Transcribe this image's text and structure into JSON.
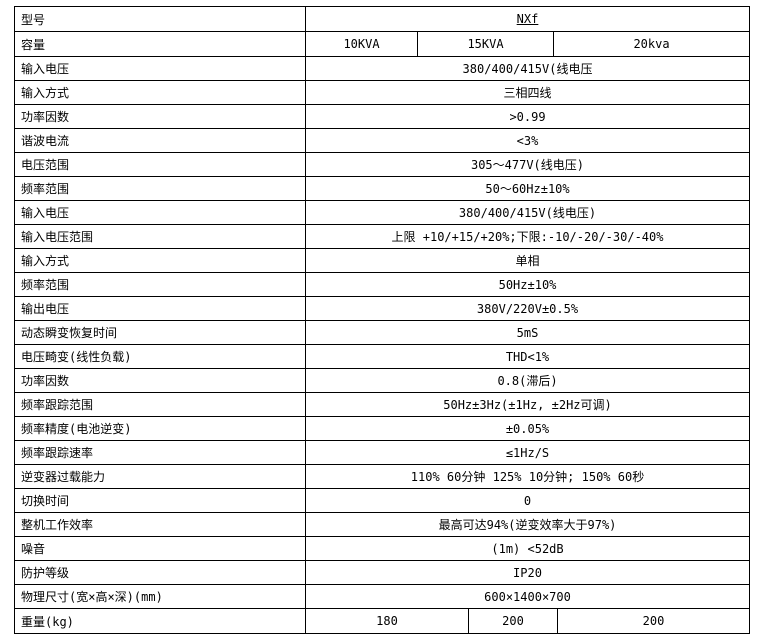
{
  "table": {
    "rows": [
      {
        "label": "型号",
        "value": "NXf"
      },
      {
        "label": "容量",
        "cells": [
          "10KVA",
          "15KVA",
          "20kva"
        ]
      },
      {
        "label": "输入电压",
        "value": "380/400/415V(线电压"
      },
      {
        "label": "输入方式",
        "value": "三相四线"
      },
      {
        "label": "功率因数",
        "value": ">0.99"
      },
      {
        "label": "谐波电流",
        "value": "<3%"
      },
      {
        "label": "电压范围",
        "value": "305～477V(线电压)"
      },
      {
        "label": "频率范围",
        "value": "50～60Hz±10%"
      },
      {
        "label": "输入电压",
        "value": "380/400/415V(线电压)"
      },
      {
        "label": "输入电压范围",
        "value": "上限 +10/+15/+20%;下限:-10/-20/-30/-40%"
      },
      {
        "label": "输入方式",
        "value": "单相"
      },
      {
        "label": "频率范围",
        "value": "50Hz±10%"
      },
      {
        "label": "输出电压",
        "value": "380V/220V±0.5%"
      },
      {
        "label": "动态瞬变恢复时间",
        "value": "5mS"
      },
      {
        "label": "电压畸变(线性负载)",
        "value": "THD<1%"
      },
      {
        "label": "功率因数",
        "value": "0.8(滞后)"
      },
      {
        "label": "频率跟踪范围",
        "value": "50Hz±3Hz(±1Hz, ±2Hz可调)"
      },
      {
        "label": "频率精度(电池逆变)",
        "value": "±0.05%"
      },
      {
        "label": "频率跟踪速率",
        "value": "≤1Hz/S"
      },
      {
        "label": "逆变器过载能力",
        "value": "110% 60分钟 125% 10分钟; 150% 60秒"
      },
      {
        "label": "切换时间",
        "value": "0"
      },
      {
        "label": "整机工作效率",
        "value": "最高可达94%(逆变效率大于97%)"
      },
      {
        "label": "噪音",
        "value": "(1m) <52dB"
      },
      {
        "label": "防护等级",
        "value": "IP20"
      },
      {
        "label": "物理尺寸(宽×高×深)(mm)",
        "value": "600×1400×700"
      },
      {
        "label": "重量(kg)",
        "cells": [
          "180",
          "200",
          "200"
        ]
      }
    ]
  }
}
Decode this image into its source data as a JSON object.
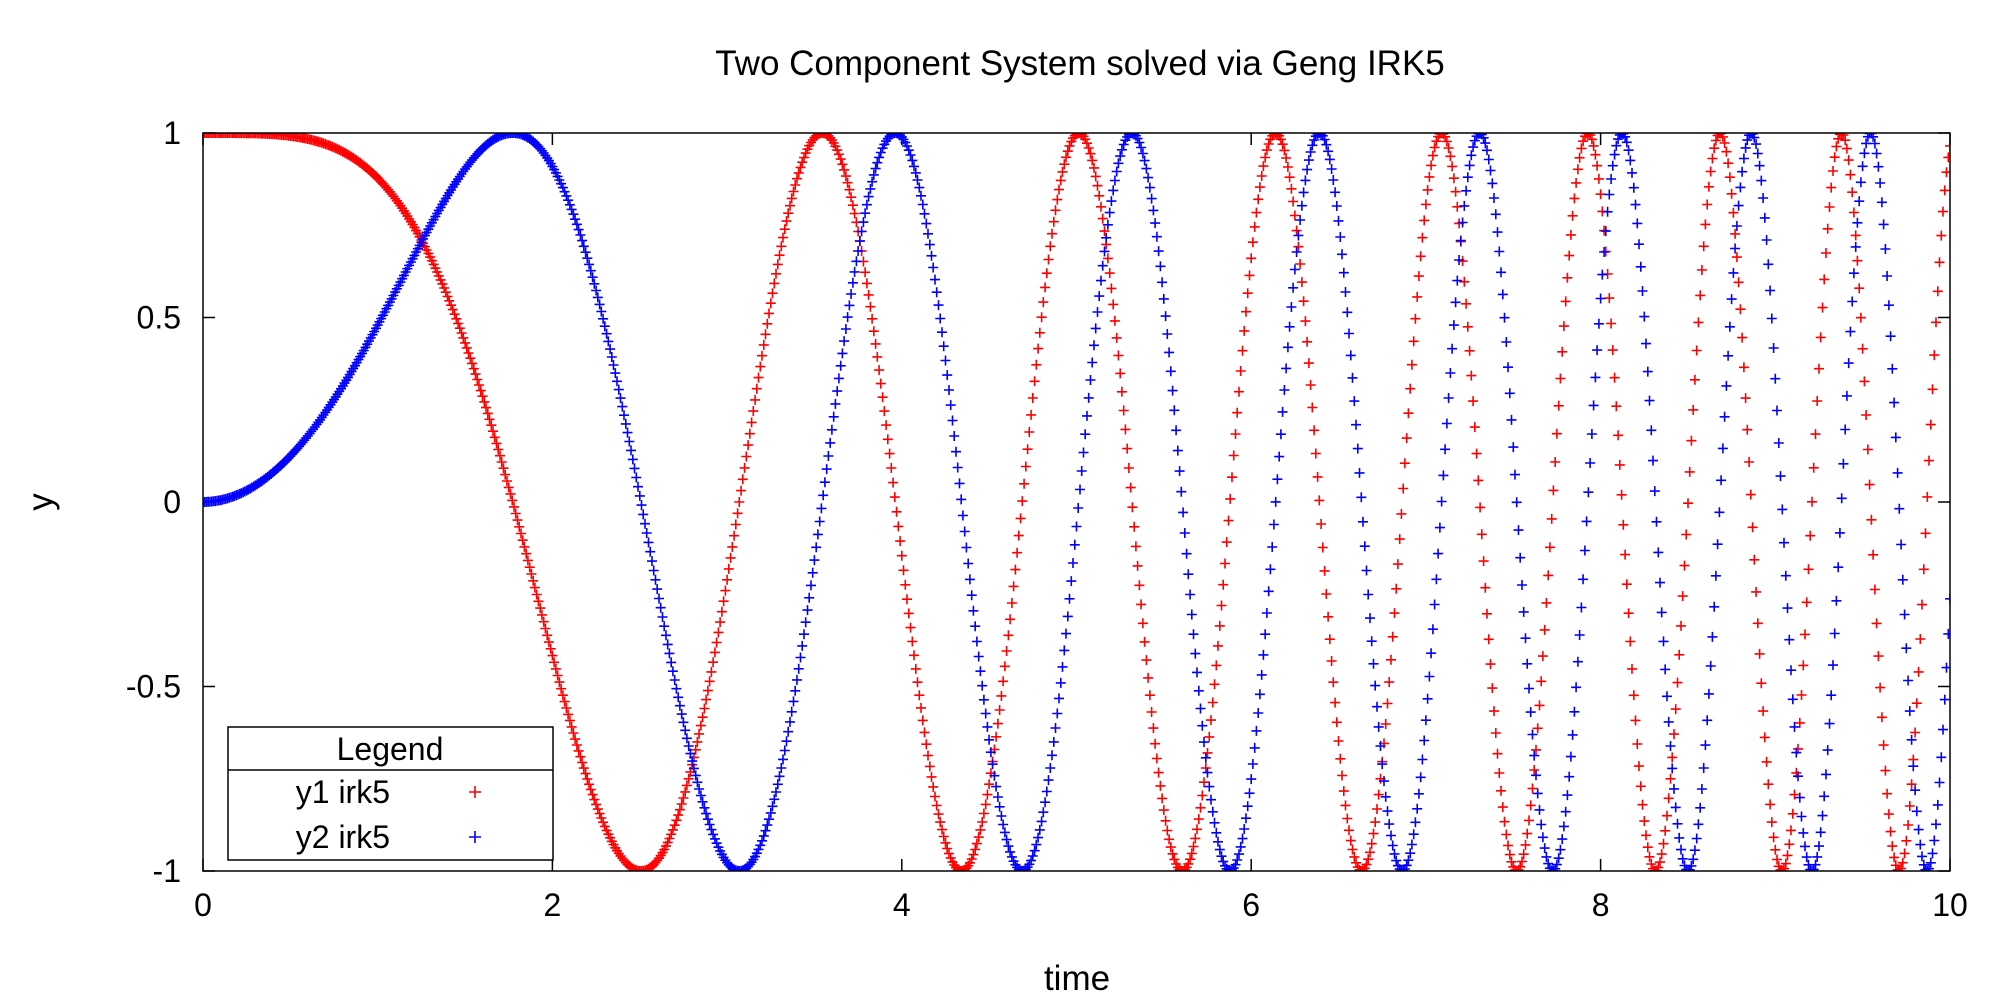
{
  "chart_data": {
    "type": "scatter",
    "title": "Two Component System solved via Geng IRK5",
    "xlabel": "time",
    "ylabel": "y",
    "xlim": [
      0,
      10
    ],
    "ylim": [
      -1,
      1
    ],
    "x_ticks": [
      0,
      2,
      4,
      6,
      8,
      10
    ],
    "y_ticks": [
      1,
      0.5,
      0,
      -0.5,
      -1
    ],
    "x_tick_labels": [
      "0",
      "2",
      "4",
      "6",
      "8",
      "10"
    ],
    "y_tick_labels": [
      "1",
      "0.5",
      "0",
      "-0.5",
      "-1"
    ],
    "legend": {
      "title": "Legend",
      "position": "bottom-left"
    },
    "marker": "+",
    "series": [
      {
        "name": "y1 irk5",
        "color": "#ff0000",
        "function": "cos(t^2/2)",
        "x_range": [
          0,
          10
        ],
        "sample_step": 0.01
      },
      {
        "name": "y2 irk5",
        "color": "#0000ff",
        "function": "sin(t^2/2)",
        "x_range": [
          0,
          10
        ],
        "sample_step": 0.01
      }
    ]
  }
}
════════════════════
- **WHAT YOU NEED TO DO**
Look back over the material above and state how many lines hold the word "title". Write the number and nothing else.

- **EXERCISE RESPONSE**
2